### Data section
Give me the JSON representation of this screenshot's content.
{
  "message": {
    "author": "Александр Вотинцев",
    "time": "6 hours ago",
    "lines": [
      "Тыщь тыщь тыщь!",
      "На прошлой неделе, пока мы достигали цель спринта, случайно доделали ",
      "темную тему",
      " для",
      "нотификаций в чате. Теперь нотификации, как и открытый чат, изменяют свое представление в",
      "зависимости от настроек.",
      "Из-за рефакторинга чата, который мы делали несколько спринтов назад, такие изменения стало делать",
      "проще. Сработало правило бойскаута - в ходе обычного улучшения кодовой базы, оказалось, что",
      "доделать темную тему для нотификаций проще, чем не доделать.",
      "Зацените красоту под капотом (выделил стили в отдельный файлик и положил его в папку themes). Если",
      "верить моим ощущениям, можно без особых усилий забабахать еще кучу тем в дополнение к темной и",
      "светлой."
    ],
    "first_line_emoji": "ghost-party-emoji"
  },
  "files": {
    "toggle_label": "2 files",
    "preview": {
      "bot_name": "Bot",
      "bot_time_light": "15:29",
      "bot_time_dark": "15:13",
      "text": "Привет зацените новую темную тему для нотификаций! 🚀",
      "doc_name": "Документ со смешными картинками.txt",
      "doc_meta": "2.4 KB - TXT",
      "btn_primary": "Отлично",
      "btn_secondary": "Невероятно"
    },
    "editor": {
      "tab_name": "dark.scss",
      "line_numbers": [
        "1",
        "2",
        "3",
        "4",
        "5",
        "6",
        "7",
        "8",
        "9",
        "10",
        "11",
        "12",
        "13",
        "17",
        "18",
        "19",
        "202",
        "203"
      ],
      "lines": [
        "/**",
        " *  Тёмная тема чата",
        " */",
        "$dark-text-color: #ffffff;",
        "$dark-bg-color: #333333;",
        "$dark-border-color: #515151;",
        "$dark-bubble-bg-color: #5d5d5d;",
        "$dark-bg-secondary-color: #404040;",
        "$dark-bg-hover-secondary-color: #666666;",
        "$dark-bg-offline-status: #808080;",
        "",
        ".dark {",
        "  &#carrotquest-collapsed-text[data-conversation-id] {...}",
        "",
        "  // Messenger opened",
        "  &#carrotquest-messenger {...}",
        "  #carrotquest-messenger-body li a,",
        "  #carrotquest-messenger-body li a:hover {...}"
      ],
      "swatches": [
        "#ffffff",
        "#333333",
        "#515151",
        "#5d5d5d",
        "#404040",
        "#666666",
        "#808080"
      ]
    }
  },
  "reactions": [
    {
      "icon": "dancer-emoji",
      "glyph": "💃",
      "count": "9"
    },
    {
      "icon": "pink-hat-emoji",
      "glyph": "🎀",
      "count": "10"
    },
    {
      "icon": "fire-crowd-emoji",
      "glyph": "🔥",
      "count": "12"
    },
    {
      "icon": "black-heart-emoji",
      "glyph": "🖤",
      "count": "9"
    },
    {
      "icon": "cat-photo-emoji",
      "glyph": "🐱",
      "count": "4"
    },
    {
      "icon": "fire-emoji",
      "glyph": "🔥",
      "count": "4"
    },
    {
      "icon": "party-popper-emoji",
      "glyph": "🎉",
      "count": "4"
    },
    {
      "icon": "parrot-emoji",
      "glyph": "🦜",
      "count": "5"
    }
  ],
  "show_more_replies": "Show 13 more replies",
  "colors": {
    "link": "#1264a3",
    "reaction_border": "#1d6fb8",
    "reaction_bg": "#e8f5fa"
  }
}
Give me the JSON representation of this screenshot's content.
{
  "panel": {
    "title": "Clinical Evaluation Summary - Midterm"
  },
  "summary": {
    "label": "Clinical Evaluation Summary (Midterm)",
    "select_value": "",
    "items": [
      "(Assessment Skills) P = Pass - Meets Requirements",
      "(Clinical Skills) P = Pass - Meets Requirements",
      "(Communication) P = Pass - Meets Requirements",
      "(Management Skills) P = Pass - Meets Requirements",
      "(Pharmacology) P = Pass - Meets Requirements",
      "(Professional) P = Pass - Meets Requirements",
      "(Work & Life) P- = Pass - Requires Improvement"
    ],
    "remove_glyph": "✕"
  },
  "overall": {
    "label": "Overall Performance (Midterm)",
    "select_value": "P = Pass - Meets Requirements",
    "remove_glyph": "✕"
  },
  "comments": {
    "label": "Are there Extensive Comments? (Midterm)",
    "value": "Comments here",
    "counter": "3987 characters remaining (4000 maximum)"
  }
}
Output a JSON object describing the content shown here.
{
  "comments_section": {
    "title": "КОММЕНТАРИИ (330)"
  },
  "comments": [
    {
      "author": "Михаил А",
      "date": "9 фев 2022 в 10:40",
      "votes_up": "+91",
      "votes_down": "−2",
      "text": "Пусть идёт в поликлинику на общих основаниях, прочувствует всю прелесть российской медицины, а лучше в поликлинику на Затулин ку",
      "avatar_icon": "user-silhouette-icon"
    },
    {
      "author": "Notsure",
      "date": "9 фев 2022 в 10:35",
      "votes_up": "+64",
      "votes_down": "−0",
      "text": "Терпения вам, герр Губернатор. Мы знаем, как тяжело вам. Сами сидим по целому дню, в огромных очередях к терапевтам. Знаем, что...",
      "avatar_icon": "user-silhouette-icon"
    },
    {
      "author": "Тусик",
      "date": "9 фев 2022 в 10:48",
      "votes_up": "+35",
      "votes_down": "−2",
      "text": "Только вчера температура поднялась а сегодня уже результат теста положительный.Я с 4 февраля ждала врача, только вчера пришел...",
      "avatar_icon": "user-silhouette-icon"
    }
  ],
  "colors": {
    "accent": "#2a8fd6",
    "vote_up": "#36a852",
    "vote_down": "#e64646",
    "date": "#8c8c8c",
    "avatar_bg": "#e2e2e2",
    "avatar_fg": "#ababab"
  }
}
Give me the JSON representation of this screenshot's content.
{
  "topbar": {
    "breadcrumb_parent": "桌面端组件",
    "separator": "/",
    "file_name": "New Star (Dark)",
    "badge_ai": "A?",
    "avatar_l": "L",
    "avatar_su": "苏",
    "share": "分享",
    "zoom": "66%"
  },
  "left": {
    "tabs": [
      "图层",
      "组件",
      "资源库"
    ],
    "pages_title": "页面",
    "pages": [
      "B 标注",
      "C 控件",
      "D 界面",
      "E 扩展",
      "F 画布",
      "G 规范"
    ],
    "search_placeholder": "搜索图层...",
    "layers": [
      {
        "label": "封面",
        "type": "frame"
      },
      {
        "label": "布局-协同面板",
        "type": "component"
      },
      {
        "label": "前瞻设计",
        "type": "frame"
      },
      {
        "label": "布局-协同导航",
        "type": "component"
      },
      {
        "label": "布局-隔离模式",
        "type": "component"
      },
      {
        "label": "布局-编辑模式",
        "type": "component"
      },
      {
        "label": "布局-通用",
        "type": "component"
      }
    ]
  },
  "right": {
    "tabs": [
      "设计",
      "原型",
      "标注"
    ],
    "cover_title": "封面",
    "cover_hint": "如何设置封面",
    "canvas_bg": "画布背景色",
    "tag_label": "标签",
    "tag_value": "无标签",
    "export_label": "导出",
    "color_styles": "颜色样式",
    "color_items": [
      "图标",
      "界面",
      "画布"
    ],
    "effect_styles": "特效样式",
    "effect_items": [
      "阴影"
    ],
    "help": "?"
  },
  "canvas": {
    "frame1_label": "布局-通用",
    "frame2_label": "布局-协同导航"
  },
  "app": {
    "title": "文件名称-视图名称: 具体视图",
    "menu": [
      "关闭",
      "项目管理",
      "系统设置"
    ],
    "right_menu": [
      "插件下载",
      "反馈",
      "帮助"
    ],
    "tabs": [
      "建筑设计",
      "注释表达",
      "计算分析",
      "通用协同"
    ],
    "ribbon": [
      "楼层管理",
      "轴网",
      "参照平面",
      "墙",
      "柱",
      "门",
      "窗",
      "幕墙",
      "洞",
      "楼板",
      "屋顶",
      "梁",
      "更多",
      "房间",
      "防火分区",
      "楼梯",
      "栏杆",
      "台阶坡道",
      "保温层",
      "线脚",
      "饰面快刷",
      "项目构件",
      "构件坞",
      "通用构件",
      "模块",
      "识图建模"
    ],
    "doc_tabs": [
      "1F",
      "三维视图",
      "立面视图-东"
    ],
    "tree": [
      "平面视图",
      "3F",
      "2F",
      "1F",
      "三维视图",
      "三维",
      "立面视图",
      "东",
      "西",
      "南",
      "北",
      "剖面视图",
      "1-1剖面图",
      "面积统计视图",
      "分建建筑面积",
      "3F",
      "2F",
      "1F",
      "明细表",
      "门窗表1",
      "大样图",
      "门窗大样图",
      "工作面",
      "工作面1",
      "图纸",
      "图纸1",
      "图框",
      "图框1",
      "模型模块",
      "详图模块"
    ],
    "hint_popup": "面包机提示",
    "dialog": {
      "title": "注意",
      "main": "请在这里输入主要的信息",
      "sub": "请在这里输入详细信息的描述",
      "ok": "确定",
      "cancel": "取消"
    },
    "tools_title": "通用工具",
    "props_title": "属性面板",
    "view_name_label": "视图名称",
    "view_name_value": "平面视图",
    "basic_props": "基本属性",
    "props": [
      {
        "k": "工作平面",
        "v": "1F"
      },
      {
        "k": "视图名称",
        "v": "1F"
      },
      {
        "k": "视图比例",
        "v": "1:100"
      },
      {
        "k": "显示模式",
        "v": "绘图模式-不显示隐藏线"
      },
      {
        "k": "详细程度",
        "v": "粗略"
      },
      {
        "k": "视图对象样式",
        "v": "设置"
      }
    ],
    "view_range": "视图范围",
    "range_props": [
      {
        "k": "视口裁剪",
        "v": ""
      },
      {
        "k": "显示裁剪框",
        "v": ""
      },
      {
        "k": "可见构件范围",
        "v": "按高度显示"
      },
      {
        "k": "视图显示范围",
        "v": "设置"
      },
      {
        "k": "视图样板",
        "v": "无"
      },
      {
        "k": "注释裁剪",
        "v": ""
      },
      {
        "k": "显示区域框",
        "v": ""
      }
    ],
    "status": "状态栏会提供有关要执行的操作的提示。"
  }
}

### What the task asks
Show every line of the records above that contains the word "emoji".

### Solution
    "first_line_emoji": "ghost-party-emoji"
      "icon": "dancer-emoji",
      "icon": "pink-hat-emoji",
      "icon": "fire-crowd-emoji",
      "icon": "black-heart-emoji",
      "icon": "cat-photo-emoji",
      "icon": "fire-emoji",
      "icon": "party-popper-emoji",
      "icon": "parrot-emoji",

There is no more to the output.